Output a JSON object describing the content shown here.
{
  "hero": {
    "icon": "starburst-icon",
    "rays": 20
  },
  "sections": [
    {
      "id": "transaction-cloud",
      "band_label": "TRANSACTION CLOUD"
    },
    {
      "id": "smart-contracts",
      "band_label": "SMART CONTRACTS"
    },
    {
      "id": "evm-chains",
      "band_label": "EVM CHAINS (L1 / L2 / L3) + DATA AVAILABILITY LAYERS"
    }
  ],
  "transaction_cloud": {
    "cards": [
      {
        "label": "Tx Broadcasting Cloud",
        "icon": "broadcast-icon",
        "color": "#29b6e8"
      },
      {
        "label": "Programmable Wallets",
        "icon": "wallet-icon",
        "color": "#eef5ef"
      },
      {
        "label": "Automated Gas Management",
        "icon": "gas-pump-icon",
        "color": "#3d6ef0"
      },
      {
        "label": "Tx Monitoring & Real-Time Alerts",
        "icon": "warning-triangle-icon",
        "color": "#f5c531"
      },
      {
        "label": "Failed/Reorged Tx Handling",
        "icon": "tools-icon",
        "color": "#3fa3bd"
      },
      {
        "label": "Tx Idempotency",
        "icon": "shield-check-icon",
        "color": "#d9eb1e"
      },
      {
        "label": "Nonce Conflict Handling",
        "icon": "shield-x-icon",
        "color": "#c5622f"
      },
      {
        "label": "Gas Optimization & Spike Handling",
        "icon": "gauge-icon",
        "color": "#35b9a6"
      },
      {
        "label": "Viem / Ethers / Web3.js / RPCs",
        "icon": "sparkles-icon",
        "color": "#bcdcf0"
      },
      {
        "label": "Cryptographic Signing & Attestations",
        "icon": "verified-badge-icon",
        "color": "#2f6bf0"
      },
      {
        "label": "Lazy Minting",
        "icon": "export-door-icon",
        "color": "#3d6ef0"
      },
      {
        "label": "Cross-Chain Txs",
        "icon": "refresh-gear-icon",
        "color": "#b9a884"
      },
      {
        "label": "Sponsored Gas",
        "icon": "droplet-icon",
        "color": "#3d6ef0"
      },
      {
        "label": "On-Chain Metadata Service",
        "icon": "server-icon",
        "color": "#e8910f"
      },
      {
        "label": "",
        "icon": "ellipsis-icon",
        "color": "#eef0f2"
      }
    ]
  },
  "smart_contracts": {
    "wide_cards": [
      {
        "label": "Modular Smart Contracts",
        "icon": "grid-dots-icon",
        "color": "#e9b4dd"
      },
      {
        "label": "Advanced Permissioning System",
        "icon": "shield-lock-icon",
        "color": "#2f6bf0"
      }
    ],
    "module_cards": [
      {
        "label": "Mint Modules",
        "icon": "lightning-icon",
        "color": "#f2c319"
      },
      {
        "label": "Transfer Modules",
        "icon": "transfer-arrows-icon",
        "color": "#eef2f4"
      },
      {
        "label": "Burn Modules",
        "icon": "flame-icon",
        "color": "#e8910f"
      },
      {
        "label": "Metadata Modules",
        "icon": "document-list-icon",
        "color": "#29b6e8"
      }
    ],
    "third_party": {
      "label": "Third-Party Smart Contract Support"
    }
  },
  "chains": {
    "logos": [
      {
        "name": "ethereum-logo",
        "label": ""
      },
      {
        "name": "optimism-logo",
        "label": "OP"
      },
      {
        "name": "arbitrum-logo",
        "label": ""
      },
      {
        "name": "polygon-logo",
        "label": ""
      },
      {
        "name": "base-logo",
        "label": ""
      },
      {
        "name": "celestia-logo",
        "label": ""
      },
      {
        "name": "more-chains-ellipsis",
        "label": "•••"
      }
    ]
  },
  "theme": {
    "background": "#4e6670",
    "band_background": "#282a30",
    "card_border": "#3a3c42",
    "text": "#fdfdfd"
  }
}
————————
▶ **What is required**: Please list every line of the records that contains "name".

▶ **Solution to this task**:
        "name": "ethereum-logo",
        "name": "optimism-logo",
        "name": "arbitrum-logo",
        "name": "polygon-logo",
        "name": "base-logo",
        "name": "celestia-logo",
        "name": "more-chains-ellipsis",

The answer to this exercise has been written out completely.